— START —

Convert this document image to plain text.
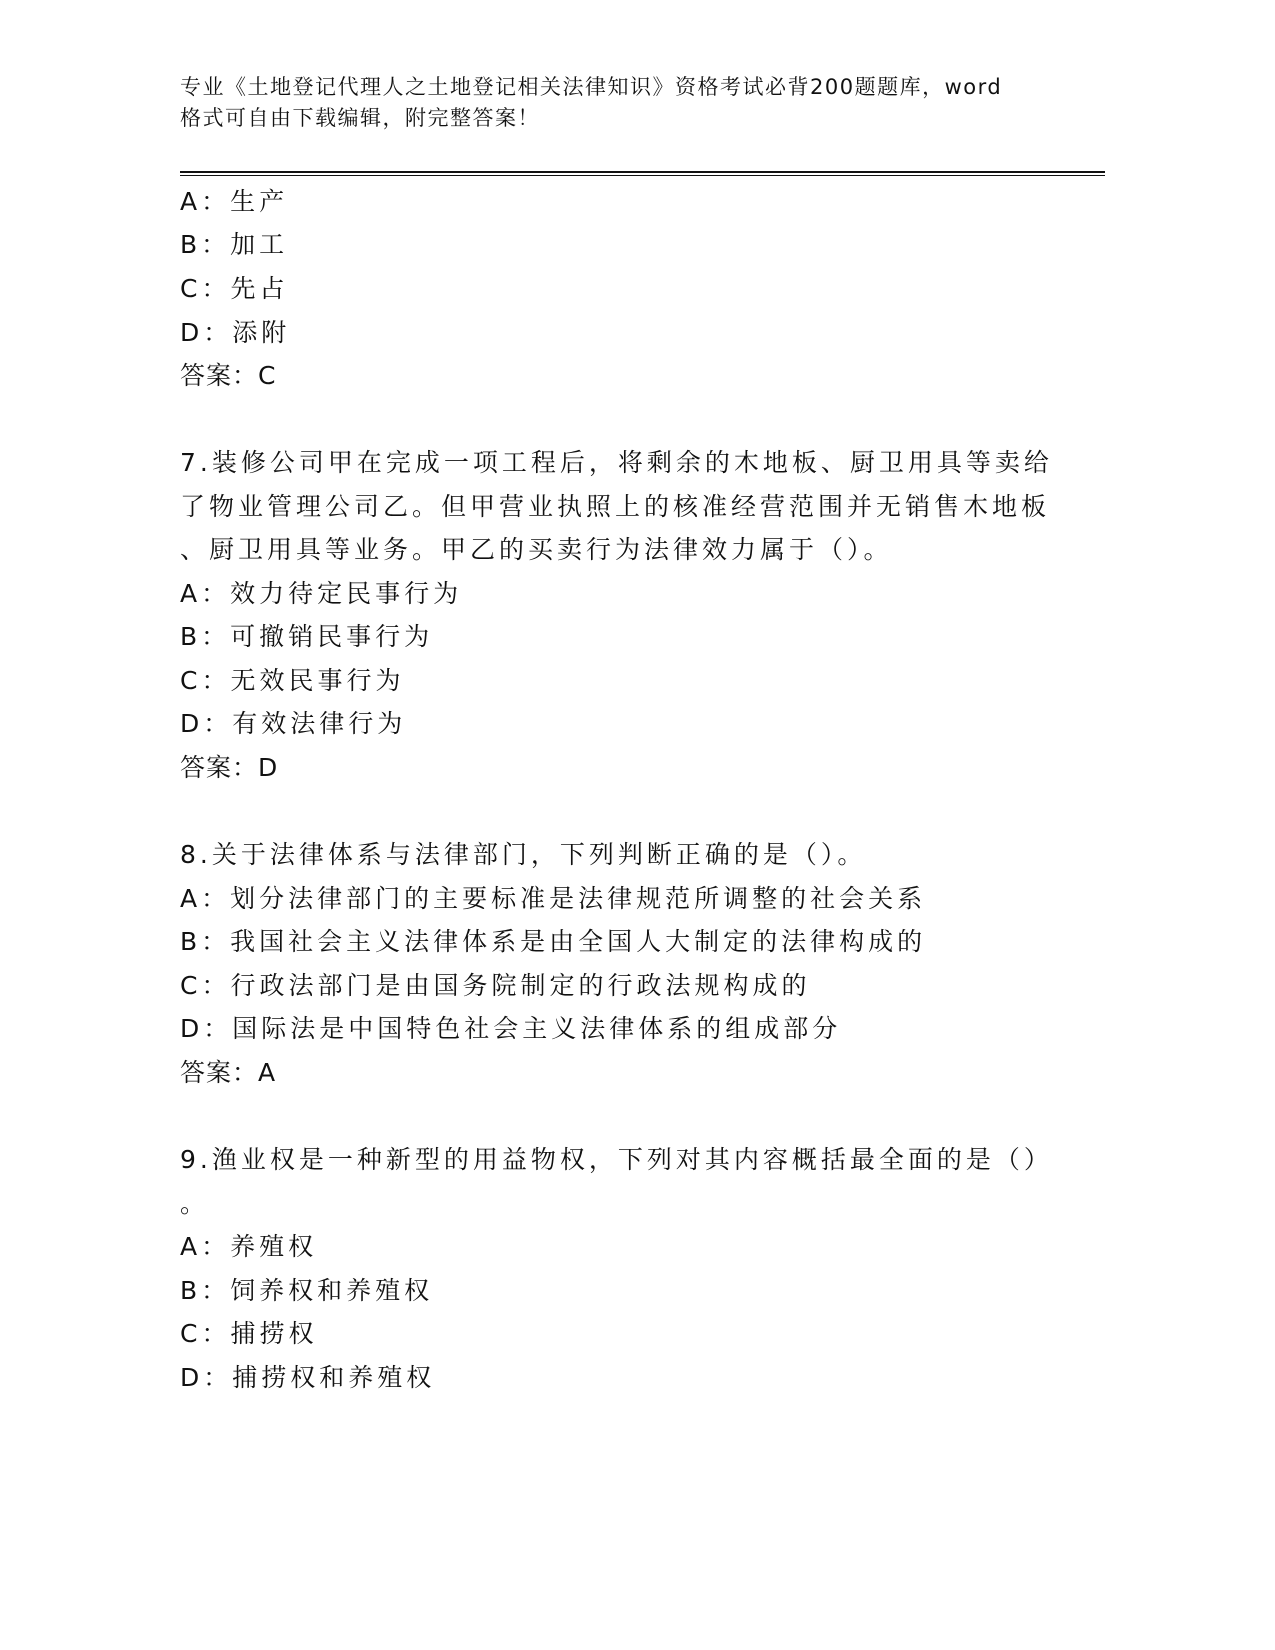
专业《土地登记代理人之土地登记相关法律知识》资格考试必背200题题库，word
格式可自由下载编辑，附完整答案！
A：生产
B：加工
C：先占
D：添附
答案：C
7.装修公司甲在完成一项工程后，将剩余的木地板、厨卫用具等卖给
了物业管理公司乙。但甲营业执照上的核准经营范围并无销售木地板
、厨卫用具等业务。甲乙的买卖行为法律效力属于（）。
A：效力待定民事行为
B：可撤销民事行为
C：无效民事行为
D：有效法律行为
答案：D
8.关于法律体系与法律部门，下列判断正确的是（）。
A：划分法律部门的主要标准是法律规范所调整的社会关系
B：我国社会主义法律体系是由全国人大制定的法律构成的
C：行政法部门是由国务院制定的行政法规构成的
D：国际法是中国特色社会主义法律体系的组成部分
答案：A
9.渔业权是一种新型的用益物权，下列对其内容概括最全面的是（）
。
A：养殖权
B：饲养权和养殖权
C：捕捞权
D：捕捞权和养殖权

— END —

Skipping the pictures, transcribe each line above exactly as it appears.

* [REPLY]
Convert this document image to plain text.
专业《土地登记代理人之土地登记相关法律知识》资格考试必背200题题库，word
格式可自由下载编辑，附完整答案！
A：生产
B：加工
C：先占
D：添附
答案：C
7.装修公司甲在完成一项工程后，将剩余的木地板、厨卫用具等卖给
了物业管理公司乙。但甲营业执照上的核准经营范围并无销售木地板
、厨卫用具等业务。甲乙的买卖行为法律效力属于（）。
A：效力待定民事行为
B：可撤销民事行为
C：无效民事行为
D：有效法律行为
答案：D
8.关于法律体系与法律部门，下列判断正确的是（）。
A：划分法律部门的主要标准是法律规范所调整的社会关系
B：我国社会主义法律体系是由全国人大制定的法律构成的
C：行政法部门是由国务院制定的行政法规构成的
D：国际法是中国特色社会主义法律体系的组成部分
答案：A
9.渔业权是一种新型的用益物权，下列对其内容概括最全面的是（）
。
A：养殖权
B：饲养权和养殖权
C：捕捞权
D：捕捞权和养殖权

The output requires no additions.